● Records
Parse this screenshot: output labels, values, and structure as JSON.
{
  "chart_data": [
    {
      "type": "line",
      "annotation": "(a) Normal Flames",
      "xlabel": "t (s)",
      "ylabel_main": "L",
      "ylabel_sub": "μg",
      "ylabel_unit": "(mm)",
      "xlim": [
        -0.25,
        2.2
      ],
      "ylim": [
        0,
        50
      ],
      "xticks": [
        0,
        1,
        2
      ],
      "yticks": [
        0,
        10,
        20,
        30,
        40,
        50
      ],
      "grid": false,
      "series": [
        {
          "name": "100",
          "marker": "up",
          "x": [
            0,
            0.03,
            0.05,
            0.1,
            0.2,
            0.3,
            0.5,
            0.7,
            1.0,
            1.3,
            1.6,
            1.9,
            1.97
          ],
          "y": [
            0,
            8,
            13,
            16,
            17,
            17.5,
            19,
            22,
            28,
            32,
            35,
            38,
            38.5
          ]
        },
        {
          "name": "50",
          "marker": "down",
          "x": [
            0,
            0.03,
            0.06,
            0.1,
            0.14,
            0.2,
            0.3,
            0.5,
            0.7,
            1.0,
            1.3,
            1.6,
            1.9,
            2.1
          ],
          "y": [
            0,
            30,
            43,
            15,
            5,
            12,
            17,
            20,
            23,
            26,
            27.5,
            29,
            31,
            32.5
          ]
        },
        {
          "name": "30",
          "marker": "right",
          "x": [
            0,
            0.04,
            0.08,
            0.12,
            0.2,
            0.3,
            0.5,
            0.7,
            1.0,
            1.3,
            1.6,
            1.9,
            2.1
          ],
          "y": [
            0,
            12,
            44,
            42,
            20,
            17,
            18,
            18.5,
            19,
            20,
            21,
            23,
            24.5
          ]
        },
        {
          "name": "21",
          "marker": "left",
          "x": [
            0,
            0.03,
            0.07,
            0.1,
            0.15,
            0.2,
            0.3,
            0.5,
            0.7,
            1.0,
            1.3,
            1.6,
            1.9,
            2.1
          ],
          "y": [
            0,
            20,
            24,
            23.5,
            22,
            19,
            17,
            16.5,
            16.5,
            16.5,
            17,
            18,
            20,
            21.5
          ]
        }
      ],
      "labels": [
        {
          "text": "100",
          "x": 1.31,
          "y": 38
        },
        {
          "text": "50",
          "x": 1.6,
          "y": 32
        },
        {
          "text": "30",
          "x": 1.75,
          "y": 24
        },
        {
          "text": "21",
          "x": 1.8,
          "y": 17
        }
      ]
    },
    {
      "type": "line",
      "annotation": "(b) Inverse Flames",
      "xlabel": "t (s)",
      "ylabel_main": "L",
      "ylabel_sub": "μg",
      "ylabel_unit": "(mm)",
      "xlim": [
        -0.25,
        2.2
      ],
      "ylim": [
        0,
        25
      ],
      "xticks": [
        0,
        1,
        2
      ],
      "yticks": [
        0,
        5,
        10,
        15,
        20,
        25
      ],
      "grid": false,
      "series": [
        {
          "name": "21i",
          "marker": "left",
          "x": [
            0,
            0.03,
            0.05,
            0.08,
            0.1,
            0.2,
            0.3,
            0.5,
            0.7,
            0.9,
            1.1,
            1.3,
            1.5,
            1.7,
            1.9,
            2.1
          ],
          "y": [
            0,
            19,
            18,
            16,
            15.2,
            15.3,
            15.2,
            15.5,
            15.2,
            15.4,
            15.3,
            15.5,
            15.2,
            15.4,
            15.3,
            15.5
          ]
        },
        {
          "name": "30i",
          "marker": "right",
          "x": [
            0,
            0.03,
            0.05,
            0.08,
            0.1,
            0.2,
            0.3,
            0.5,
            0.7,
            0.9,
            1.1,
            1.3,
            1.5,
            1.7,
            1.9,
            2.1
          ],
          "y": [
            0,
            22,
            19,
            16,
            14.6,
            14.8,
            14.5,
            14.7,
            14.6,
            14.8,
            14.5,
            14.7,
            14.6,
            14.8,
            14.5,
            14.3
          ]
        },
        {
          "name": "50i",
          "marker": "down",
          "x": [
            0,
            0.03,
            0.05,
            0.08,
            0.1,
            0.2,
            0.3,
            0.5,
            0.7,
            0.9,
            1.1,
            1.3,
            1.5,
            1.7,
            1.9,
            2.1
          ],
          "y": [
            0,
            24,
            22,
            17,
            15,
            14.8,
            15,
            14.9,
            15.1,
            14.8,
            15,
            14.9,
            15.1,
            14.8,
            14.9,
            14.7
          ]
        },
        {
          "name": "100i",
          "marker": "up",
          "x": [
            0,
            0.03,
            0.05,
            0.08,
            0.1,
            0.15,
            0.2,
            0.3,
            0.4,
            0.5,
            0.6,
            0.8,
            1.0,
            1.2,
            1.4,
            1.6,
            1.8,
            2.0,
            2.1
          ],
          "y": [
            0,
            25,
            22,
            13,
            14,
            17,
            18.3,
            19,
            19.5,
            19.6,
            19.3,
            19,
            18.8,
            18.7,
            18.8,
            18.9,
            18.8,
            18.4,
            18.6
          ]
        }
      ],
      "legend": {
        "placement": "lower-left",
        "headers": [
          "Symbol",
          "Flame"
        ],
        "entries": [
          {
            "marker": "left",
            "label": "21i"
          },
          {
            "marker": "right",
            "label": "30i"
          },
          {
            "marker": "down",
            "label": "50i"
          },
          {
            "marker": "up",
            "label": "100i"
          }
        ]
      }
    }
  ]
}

● Stated problem
Set all of the entries down again, exactly as they were given.

● Output
Parse this screenshot: output labels, values, and structure as JSON.
{
  "chart_data": [
    {
      "type": "line",
      "annotation": "(a) Normal Flames",
      "xlabel": "t (s)",
      "ylabel_main": "L",
      "ylabel_sub": "μg",
      "ylabel_unit": "(mm)",
      "xlim": [
        -0.25,
        2.2
      ],
      "ylim": [
        0,
        50
      ],
      "xticks": [
        0,
        1,
        2
      ],
      "yticks": [
        0,
        10,
        20,
        30,
        40,
        50
      ],
      "grid": false,
      "series": [
        {
          "name": "100",
          "marker": "up",
          "x": [
            0,
            0.03,
            0.05,
            0.1,
            0.2,
            0.3,
            0.5,
            0.7,
            1.0,
            1.3,
            1.6,
            1.9,
            1.97
          ],
          "y": [
            0,
            8,
            13,
            16,
            17,
            17.5,
            19,
            22,
            28,
            32,
            35,
            38,
            38.5
          ]
        },
        {
          "name": "50",
          "marker": "down",
          "x": [
            0,
            0.03,
            0.06,
            0.1,
            0.14,
            0.2,
            0.3,
            0.5,
            0.7,
            1.0,
            1.3,
            1.6,
            1.9,
            2.1
          ],
          "y": [
            0,
            30,
            43,
            15,
            5,
            12,
            17,
            20,
            23,
            26,
            27.5,
            29,
            31,
            32.5
          ]
        },
        {
          "name": "30",
          "marker": "right",
          "x": [
            0,
            0.04,
            0.08,
            0.12,
            0.2,
            0.3,
            0.5,
            0.7,
            1.0,
            1.3,
            1.6,
            1.9,
            2.1
          ],
          "y": [
            0,
            12,
            44,
            42,
            20,
            17,
            18,
            18.5,
            19,
            20,
            21,
            23,
            24.5
          ]
        },
        {
          "name": "21",
          "marker": "left",
          "x": [
            0,
            0.03,
            0.07,
            0.1,
            0.15,
            0.2,
            0.3,
            0.5,
            0.7,
            1.0,
            1.3,
            1.6,
            1.9,
            2.1
          ],
          "y": [
            0,
            20,
            24,
            23.5,
            22,
            19,
            17,
            16.5,
            16.5,
            16.5,
            17,
            18,
            20,
            21.5
          ]
        }
      ],
      "labels": [
        {
          "text": "100",
          "x": 1.31,
          "y": 38
        },
        {
          "text": "50",
          "x": 1.6,
          "y": 32
        },
        {
          "text": "30",
          "x": 1.75,
          "y": 24
        },
        {
          "text": "21",
          "x": 1.8,
          "y": 17
        }
      ]
    },
    {
      "type": "line",
      "annotation": "(b) Inverse Flames",
      "xlabel": "t (s)",
      "ylabel_main": "L",
      "ylabel_sub": "μg",
      "ylabel_unit": "(mm)",
      "xlim": [
        -0.25,
        2.2
      ],
      "ylim": [
        0,
        25
      ],
      "xticks": [
        0,
        1,
        2
      ],
      "yticks": [
        0,
        5,
        10,
        15,
        20,
        25
      ],
      "grid": false,
      "series": [
        {
          "name": "21i",
          "marker": "left",
          "x": [
            0,
            0.03,
            0.05,
            0.08,
            0.1,
            0.2,
            0.3,
            0.5,
            0.7,
            0.9,
            1.1,
            1.3,
            1.5,
            1.7,
            1.9,
            2.1
          ],
          "y": [
            0,
            19,
            18,
            16,
            15.2,
            15.3,
            15.2,
            15.5,
            15.2,
            15.4,
            15.3,
            15.5,
            15.2,
            15.4,
            15.3,
            15.5
          ]
        },
        {
          "name": "30i",
          "marker": "right",
          "x": [
            0,
            0.03,
            0.05,
            0.08,
            0.1,
            0.2,
            0.3,
            0.5,
            0.7,
            0.9,
            1.1,
            1.3,
            1.5,
            1.7,
            1.9,
            2.1
          ],
          "y": [
            0,
            22,
            19,
            16,
            14.6,
            14.8,
            14.5,
            14.7,
            14.6,
            14.8,
            14.5,
            14.7,
            14.6,
            14.8,
            14.5,
            14.3
          ]
        },
        {
          "name": "50i",
          "marker": "down",
          "x": [
            0,
            0.03,
            0.05,
            0.08,
            0.1,
            0.2,
            0.3,
            0.5,
            0.7,
            0.9,
            1.1,
            1.3,
            1.5,
            1.7,
            1.9,
            2.1
          ],
          "y": [
            0,
            24,
            22,
            17,
            15,
            14.8,
            15,
            14.9,
            15.1,
            14.8,
            15,
            14.9,
            15.1,
            14.8,
            14.9,
            14.7
          ]
        },
        {
          "name": "100i",
          "marker": "up",
          "x": [
            0,
            0.03,
            0.05,
            0.08,
            0.1,
            0.15,
            0.2,
            0.3,
            0.4,
            0.5,
            0.6,
            0.8,
            1.0,
            1.2,
            1.4,
            1.6,
            1.8,
            2.0,
            2.1
          ],
          "y": [
            0,
            25,
            22,
            13,
            14,
            17,
            18.3,
            19,
            19.5,
            19.6,
            19.3,
            19,
            18.8,
            18.7,
            18.8,
            18.9,
            18.8,
            18.4,
            18.6
          ]
        }
      ],
      "legend": {
        "placement": "lower-left",
        "headers": [
          "Symbol",
          "Flame"
        ],
        "entries": [
          {
            "marker": "left",
            "label": "21i"
          },
          {
            "marker": "right",
            "label": "30i"
          },
          {
            "marker": "down",
            "label": "50i"
          },
          {
            "marker": "up",
            "label": "100i"
          }
        ]
      }
    }
  ]
}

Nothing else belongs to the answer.